• **Records provided**
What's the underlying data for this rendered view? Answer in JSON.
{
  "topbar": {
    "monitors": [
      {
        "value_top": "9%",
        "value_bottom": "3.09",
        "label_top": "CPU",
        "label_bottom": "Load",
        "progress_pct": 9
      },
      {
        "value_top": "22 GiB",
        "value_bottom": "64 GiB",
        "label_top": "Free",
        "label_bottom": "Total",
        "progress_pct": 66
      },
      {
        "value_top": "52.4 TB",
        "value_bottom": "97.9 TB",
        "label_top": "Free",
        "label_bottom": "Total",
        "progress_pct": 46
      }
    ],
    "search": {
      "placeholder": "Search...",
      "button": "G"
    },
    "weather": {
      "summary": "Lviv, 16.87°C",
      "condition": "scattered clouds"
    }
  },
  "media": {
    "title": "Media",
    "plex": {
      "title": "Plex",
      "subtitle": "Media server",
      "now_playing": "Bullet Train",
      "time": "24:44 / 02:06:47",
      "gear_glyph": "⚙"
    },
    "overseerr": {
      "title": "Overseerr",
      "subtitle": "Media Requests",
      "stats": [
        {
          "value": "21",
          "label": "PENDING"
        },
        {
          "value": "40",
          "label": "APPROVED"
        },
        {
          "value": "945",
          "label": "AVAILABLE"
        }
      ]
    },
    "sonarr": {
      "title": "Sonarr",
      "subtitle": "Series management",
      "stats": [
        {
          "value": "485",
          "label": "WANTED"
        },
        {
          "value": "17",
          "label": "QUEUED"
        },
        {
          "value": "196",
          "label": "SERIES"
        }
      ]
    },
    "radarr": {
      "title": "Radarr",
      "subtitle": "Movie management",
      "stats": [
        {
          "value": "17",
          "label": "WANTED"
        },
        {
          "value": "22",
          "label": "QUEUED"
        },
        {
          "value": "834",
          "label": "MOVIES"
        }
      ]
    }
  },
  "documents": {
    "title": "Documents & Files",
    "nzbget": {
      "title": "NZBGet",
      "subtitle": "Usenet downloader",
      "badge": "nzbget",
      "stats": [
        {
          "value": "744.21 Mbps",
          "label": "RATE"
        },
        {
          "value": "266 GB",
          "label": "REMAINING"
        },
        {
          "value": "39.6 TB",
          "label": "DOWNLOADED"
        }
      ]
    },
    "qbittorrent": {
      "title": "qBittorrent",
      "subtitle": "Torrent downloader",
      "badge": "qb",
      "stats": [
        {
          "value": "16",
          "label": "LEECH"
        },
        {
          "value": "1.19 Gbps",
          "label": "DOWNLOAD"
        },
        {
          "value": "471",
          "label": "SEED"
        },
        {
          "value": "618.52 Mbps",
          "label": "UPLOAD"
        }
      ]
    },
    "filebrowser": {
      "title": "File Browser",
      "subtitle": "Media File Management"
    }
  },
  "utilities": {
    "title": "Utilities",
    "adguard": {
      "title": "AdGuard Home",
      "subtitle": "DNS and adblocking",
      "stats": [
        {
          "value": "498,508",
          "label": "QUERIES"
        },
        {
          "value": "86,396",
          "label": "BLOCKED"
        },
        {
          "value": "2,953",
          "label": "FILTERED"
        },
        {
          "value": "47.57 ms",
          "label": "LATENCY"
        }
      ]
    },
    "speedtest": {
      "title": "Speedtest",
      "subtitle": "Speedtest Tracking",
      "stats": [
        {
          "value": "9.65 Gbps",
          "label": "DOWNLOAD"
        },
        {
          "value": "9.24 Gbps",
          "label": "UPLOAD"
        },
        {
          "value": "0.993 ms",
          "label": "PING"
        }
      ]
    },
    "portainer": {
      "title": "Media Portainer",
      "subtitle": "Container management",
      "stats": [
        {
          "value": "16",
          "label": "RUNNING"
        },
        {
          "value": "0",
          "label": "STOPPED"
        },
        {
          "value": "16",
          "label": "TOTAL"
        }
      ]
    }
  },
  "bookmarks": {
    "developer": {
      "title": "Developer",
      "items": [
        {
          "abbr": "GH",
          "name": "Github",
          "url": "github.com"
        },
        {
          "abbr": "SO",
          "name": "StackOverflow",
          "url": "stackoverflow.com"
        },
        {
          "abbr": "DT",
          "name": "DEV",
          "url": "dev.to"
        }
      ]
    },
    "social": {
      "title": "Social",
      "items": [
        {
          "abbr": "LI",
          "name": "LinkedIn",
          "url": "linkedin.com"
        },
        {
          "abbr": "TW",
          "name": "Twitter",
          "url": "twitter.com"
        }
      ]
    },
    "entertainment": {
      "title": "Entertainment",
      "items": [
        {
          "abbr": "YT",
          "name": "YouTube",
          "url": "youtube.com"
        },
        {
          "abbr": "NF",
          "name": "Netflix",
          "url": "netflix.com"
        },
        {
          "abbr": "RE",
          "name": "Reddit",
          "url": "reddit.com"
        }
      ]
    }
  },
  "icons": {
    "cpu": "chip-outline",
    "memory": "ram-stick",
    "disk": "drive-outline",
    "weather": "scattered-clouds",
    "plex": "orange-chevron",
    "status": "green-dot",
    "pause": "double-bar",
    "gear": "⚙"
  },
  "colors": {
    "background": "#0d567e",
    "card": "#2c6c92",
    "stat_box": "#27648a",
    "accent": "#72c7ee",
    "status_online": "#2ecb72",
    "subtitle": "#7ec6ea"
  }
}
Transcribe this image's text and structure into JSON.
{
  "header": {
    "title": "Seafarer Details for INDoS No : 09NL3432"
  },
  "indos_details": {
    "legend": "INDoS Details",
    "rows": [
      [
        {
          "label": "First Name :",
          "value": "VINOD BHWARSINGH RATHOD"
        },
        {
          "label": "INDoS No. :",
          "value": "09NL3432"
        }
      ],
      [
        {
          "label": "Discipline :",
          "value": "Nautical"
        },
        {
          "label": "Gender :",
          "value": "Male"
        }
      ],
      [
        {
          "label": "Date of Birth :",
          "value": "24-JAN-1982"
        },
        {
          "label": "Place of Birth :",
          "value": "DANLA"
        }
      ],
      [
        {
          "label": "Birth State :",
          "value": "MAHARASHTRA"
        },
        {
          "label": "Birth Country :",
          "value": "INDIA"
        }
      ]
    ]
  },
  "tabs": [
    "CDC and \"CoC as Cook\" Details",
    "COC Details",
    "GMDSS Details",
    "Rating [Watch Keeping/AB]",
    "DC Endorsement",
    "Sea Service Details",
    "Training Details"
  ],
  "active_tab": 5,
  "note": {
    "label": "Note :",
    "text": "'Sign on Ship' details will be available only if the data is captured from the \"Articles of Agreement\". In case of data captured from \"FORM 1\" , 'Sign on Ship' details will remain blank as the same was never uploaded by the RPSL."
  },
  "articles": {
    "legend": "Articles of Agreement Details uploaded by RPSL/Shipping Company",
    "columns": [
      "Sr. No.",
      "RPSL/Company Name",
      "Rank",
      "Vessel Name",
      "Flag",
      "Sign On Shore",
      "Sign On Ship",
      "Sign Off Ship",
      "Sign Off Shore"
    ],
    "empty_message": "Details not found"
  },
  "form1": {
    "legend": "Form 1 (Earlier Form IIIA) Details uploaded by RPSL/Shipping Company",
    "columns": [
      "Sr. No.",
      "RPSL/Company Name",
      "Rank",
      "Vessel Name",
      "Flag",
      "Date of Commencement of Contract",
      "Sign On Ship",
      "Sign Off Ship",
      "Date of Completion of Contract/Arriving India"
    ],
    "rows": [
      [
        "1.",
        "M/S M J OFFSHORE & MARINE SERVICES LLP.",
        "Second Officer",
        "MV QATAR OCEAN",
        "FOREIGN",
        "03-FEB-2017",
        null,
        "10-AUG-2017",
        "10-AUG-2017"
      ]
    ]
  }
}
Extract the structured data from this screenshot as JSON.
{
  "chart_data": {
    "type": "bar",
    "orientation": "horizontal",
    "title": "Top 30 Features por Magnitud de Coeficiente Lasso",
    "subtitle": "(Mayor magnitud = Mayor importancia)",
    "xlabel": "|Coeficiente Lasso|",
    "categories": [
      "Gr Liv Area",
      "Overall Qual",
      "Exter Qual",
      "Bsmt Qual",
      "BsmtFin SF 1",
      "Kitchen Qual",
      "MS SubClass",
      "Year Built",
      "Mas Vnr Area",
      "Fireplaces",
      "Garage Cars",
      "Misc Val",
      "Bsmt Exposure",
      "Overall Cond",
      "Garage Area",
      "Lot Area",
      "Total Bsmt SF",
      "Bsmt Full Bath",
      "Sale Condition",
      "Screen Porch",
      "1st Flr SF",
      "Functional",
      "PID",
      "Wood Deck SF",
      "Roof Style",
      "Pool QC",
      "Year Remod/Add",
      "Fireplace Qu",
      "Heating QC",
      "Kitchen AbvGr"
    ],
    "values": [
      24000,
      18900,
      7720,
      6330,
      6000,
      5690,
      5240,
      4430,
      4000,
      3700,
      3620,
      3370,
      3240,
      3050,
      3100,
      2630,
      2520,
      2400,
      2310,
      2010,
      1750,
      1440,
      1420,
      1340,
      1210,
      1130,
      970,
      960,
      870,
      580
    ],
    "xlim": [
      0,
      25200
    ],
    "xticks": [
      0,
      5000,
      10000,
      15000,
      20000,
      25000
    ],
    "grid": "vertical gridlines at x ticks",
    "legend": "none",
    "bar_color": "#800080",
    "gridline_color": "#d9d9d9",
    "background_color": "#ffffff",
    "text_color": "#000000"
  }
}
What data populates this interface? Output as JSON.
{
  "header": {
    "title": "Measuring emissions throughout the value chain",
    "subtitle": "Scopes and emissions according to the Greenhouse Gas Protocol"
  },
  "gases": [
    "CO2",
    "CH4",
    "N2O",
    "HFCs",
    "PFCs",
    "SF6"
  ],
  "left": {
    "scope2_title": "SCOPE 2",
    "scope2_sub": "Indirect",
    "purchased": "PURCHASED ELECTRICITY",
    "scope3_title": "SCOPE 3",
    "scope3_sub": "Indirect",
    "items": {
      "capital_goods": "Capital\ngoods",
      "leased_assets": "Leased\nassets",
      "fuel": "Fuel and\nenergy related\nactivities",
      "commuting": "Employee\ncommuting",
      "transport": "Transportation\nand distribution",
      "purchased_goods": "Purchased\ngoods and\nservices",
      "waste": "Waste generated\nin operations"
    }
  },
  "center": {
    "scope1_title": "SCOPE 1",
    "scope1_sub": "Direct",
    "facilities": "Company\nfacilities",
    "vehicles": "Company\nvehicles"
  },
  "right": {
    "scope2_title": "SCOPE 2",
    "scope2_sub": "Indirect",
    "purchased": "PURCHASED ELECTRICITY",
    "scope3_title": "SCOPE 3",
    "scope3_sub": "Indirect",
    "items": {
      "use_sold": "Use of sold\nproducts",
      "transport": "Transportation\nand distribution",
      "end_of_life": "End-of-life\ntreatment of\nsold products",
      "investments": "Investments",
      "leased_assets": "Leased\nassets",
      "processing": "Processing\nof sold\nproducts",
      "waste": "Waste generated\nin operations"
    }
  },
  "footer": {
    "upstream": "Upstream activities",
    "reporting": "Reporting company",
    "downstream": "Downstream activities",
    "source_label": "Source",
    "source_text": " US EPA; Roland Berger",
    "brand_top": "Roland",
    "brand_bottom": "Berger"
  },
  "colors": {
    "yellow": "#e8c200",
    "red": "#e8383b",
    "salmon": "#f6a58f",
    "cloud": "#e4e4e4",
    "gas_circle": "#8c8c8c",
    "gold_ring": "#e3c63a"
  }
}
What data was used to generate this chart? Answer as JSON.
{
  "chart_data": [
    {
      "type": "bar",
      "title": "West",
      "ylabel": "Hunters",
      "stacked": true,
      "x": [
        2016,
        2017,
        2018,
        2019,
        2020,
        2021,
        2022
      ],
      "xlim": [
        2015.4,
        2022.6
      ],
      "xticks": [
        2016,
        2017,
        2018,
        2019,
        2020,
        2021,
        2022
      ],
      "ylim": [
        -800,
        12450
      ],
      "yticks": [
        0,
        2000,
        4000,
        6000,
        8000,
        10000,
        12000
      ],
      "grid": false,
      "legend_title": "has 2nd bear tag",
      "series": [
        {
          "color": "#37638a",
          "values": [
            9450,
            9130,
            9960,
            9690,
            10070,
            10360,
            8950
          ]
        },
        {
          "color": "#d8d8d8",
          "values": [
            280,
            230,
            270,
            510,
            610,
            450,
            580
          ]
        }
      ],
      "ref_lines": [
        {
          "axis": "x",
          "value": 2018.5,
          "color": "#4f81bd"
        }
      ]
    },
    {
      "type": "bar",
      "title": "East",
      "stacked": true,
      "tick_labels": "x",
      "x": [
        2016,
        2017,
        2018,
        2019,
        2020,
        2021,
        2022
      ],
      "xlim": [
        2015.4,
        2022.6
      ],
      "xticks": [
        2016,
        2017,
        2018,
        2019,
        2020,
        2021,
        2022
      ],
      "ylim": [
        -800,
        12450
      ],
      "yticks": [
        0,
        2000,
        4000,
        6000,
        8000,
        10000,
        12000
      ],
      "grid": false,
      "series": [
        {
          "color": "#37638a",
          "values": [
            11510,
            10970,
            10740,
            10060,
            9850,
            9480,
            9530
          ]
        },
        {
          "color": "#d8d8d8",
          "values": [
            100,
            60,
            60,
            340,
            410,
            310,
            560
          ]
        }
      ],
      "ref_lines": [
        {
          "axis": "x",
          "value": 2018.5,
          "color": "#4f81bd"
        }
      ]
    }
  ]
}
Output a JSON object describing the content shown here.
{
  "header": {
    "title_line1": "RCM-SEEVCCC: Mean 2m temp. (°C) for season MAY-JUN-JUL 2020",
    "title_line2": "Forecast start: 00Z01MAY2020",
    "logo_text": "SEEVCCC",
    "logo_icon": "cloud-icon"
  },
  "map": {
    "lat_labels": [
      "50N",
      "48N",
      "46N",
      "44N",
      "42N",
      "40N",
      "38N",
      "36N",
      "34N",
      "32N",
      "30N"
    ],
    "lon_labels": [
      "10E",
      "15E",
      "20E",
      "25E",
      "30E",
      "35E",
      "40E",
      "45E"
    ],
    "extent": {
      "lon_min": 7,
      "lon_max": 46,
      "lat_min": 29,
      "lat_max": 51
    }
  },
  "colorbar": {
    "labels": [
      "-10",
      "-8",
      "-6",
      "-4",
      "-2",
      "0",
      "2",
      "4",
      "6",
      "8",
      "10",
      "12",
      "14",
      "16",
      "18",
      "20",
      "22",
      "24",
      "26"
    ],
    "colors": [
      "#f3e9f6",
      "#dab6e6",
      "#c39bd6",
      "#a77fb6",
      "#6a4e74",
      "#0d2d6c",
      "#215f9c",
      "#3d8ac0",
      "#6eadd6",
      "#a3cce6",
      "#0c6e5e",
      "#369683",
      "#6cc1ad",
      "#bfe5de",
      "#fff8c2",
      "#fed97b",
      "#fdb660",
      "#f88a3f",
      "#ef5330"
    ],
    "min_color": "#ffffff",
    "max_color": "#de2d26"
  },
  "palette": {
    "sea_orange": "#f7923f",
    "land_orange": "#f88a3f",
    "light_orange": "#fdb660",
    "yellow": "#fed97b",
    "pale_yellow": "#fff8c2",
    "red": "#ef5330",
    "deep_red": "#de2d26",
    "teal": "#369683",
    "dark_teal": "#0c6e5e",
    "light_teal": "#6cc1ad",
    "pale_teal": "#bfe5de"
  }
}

• **Work required**
List the lines of the records where "JSON" occurs.

• **Result of this exercise**
What's the underlying data for this rendered view? Answer in JSON.
Transcribe this image's text and structure into JSON.
Extract the structured data from this screenshot as JSON.
What data populates this interface? Output as JSON.
What data was used to generate this chart? Answer as JSON.
Output a JSON object describing the content shown here.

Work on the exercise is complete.